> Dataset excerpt
####################

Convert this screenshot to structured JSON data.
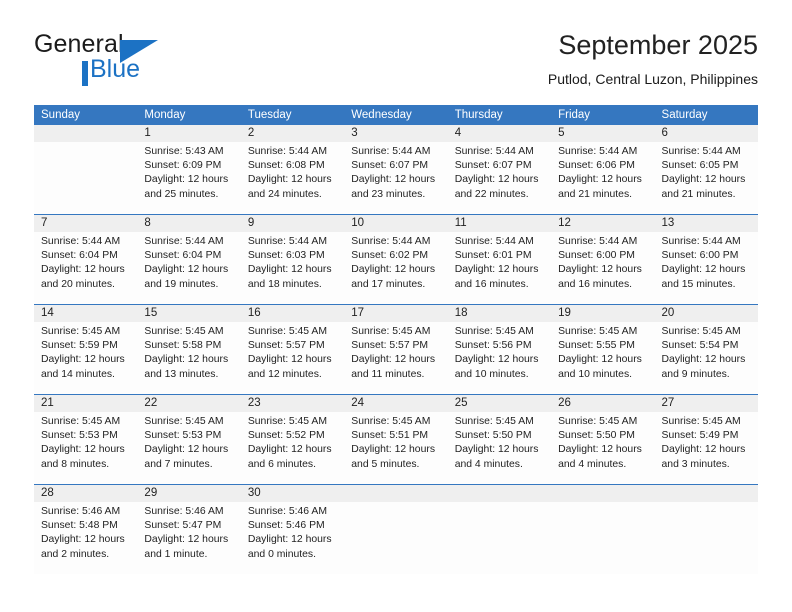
{
  "brand": {
    "name_part1": "General",
    "name_part2": "Blue",
    "logo_icon": "triangle-logo-icon",
    "accent_color": "#1c72c4"
  },
  "header": {
    "month_title": "September 2025",
    "location": "Putlod, Central Luzon, Philippines"
  },
  "calendar": {
    "header_color": "#3577c0",
    "daynum_band_color": "#efefef",
    "weekdays": [
      "Sunday",
      "Monday",
      "Tuesday",
      "Wednesday",
      "Thursday",
      "Friday",
      "Saturday"
    ],
    "weeks": [
      {
        "days": [
          {
            "num": "",
            "sunrise": "",
            "sunset": "",
            "daylight_1": "",
            "daylight_2": ""
          },
          {
            "num": "1",
            "sunrise": "Sunrise: 5:43 AM",
            "sunset": "Sunset: 6:09 PM",
            "daylight_1": "Daylight: 12 hours",
            "daylight_2": "and 25 minutes."
          },
          {
            "num": "2",
            "sunrise": "Sunrise: 5:44 AM",
            "sunset": "Sunset: 6:08 PM",
            "daylight_1": "Daylight: 12 hours",
            "daylight_2": "and 24 minutes."
          },
          {
            "num": "3",
            "sunrise": "Sunrise: 5:44 AM",
            "sunset": "Sunset: 6:07 PM",
            "daylight_1": "Daylight: 12 hours",
            "daylight_2": "and 23 minutes."
          },
          {
            "num": "4",
            "sunrise": "Sunrise: 5:44 AM",
            "sunset": "Sunset: 6:07 PM",
            "daylight_1": "Daylight: 12 hours",
            "daylight_2": "and 22 minutes."
          },
          {
            "num": "5",
            "sunrise": "Sunrise: 5:44 AM",
            "sunset": "Sunset: 6:06 PM",
            "daylight_1": "Daylight: 12 hours",
            "daylight_2": "and 21 minutes."
          },
          {
            "num": "6",
            "sunrise": "Sunrise: 5:44 AM",
            "sunset": "Sunset: 6:05 PM",
            "daylight_1": "Daylight: 12 hours",
            "daylight_2": "and 21 minutes."
          }
        ]
      },
      {
        "days": [
          {
            "num": "7",
            "sunrise": "Sunrise: 5:44 AM",
            "sunset": "Sunset: 6:04 PM",
            "daylight_1": "Daylight: 12 hours",
            "daylight_2": "and 20 minutes."
          },
          {
            "num": "8",
            "sunrise": "Sunrise: 5:44 AM",
            "sunset": "Sunset: 6:04 PM",
            "daylight_1": "Daylight: 12 hours",
            "daylight_2": "and 19 minutes."
          },
          {
            "num": "9",
            "sunrise": "Sunrise: 5:44 AM",
            "sunset": "Sunset: 6:03 PM",
            "daylight_1": "Daylight: 12 hours",
            "daylight_2": "and 18 minutes."
          },
          {
            "num": "10",
            "sunrise": "Sunrise: 5:44 AM",
            "sunset": "Sunset: 6:02 PM",
            "daylight_1": "Daylight: 12 hours",
            "daylight_2": "and 17 minutes."
          },
          {
            "num": "11",
            "sunrise": "Sunrise: 5:44 AM",
            "sunset": "Sunset: 6:01 PM",
            "daylight_1": "Daylight: 12 hours",
            "daylight_2": "and 16 minutes."
          },
          {
            "num": "12",
            "sunrise": "Sunrise: 5:44 AM",
            "sunset": "Sunset: 6:00 PM",
            "daylight_1": "Daylight: 12 hours",
            "daylight_2": "and 16 minutes."
          },
          {
            "num": "13",
            "sunrise": "Sunrise: 5:44 AM",
            "sunset": "Sunset: 6:00 PM",
            "daylight_1": "Daylight: 12 hours",
            "daylight_2": "and 15 minutes."
          }
        ]
      },
      {
        "days": [
          {
            "num": "14",
            "sunrise": "Sunrise: 5:45 AM",
            "sunset": "Sunset: 5:59 PM",
            "daylight_1": "Daylight: 12 hours",
            "daylight_2": "and 14 minutes."
          },
          {
            "num": "15",
            "sunrise": "Sunrise: 5:45 AM",
            "sunset": "Sunset: 5:58 PM",
            "daylight_1": "Daylight: 12 hours",
            "daylight_2": "and 13 minutes."
          },
          {
            "num": "16",
            "sunrise": "Sunrise: 5:45 AM",
            "sunset": "Sunset: 5:57 PM",
            "daylight_1": "Daylight: 12 hours",
            "daylight_2": "and 12 minutes."
          },
          {
            "num": "17",
            "sunrise": "Sunrise: 5:45 AM",
            "sunset": "Sunset: 5:57 PM",
            "daylight_1": "Daylight: 12 hours",
            "daylight_2": "and 11 minutes."
          },
          {
            "num": "18",
            "sunrise": "Sunrise: 5:45 AM",
            "sunset": "Sunset: 5:56 PM",
            "daylight_1": "Daylight: 12 hours",
            "daylight_2": "and 10 minutes."
          },
          {
            "num": "19",
            "sunrise": "Sunrise: 5:45 AM",
            "sunset": "Sunset: 5:55 PM",
            "daylight_1": "Daylight: 12 hours",
            "daylight_2": "and 10 minutes."
          },
          {
            "num": "20",
            "sunrise": "Sunrise: 5:45 AM",
            "sunset": "Sunset: 5:54 PM",
            "daylight_1": "Daylight: 12 hours",
            "daylight_2": "and 9 minutes."
          }
        ]
      },
      {
        "days": [
          {
            "num": "21",
            "sunrise": "Sunrise: 5:45 AM",
            "sunset": "Sunset: 5:53 PM",
            "daylight_1": "Daylight: 12 hours",
            "daylight_2": "and 8 minutes."
          },
          {
            "num": "22",
            "sunrise": "Sunrise: 5:45 AM",
            "sunset": "Sunset: 5:53 PM",
            "daylight_1": "Daylight: 12 hours",
            "daylight_2": "and 7 minutes."
          },
          {
            "num": "23",
            "sunrise": "Sunrise: 5:45 AM",
            "sunset": "Sunset: 5:52 PM",
            "daylight_1": "Daylight: 12 hours",
            "daylight_2": "and 6 minutes."
          },
          {
            "num": "24",
            "sunrise": "Sunrise: 5:45 AM",
            "sunset": "Sunset: 5:51 PM",
            "daylight_1": "Daylight: 12 hours",
            "daylight_2": "and 5 minutes."
          },
          {
            "num": "25",
            "sunrise": "Sunrise: 5:45 AM",
            "sunset": "Sunset: 5:50 PM",
            "daylight_1": "Daylight: 12 hours",
            "daylight_2": "and 4 minutes."
          },
          {
            "num": "26",
            "sunrise": "Sunrise: 5:45 AM",
            "sunset": "Sunset: 5:50 PM",
            "daylight_1": "Daylight: 12 hours",
            "daylight_2": "and 4 minutes."
          },
          {
            "num": "27",
            "sunrise": "Sunrise: 5:45 AM",
            "sunset": "Sunset: 5:49 PM",
            "daylight_1": "Daylight: 12 hours",
            "daylight_2": "and 3 minutes."
          }
        ]
      },
      {
        "days": [
          {
            "num": "28",
            "sunrise": "Sunrise: 5:46 AM",
            "sunset": "Sunset: 5:48 PM",
            "daylight_1": "Daylight: 12 hours",
            "daylight_2": "and 2 minutes."
          },
          {
            "num": "29",
            "sunrise": "Sunrise: 5:46 AM",
            "sunset": "Sunset: 5:47 PM",
            "daylight_1": "Daylight: 12 hours",
            "daylight_2": "and 1 minute."
          },
          {
            "num": "30",
            "sunrise": "Sunrise: 5:46 AM",
            "sunset": "Sunset: 5:46 PM",
            "daylight_1": "Daylight: 12 hours",
            "daylight_2": "and 0 minutes."
          },
          {
            "num": "",
            "sunrise": "",
            "sunset": "",
            "daylight_1": "",
            "daylight_2": ""
          },
          {
            "num": "",
            "sunrise": "",
            "sunset": "",
            "daylight_1": "",
            "daylight_2": ""
          },
          {
            "num": "",
            "sunrise": "",
            "sunset": "",
            "daylight_1": "",
            "daylight_2": ""
          },
          {
            "num": "",
            "sunrise": "",
            "sunset": "",
            "daylight_1": "",
            "daylight_2": ""
          }
        ]
      }
    ]
  }
}
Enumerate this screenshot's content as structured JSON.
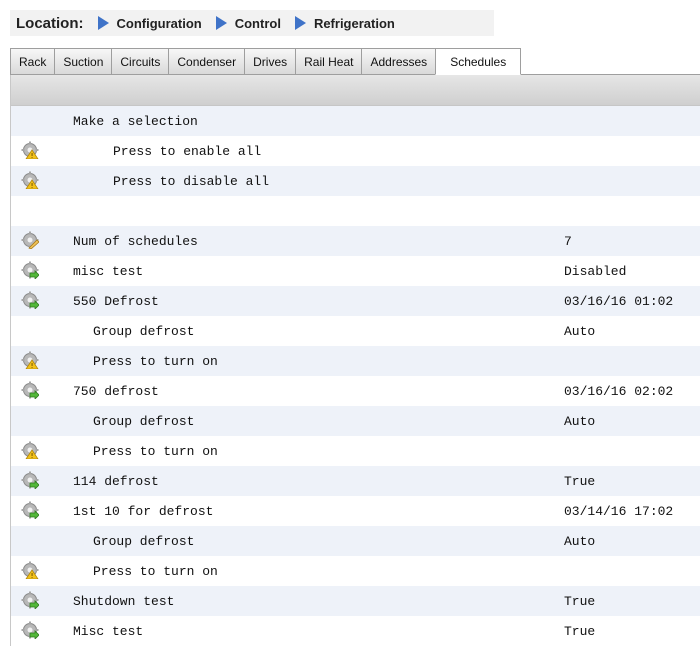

####################

Single out each line of the records above with the string "screenshot" in it, and copy it.

Convert this screenshot to structured JSON data.
Enumerate this screenshot's content as structured JSON.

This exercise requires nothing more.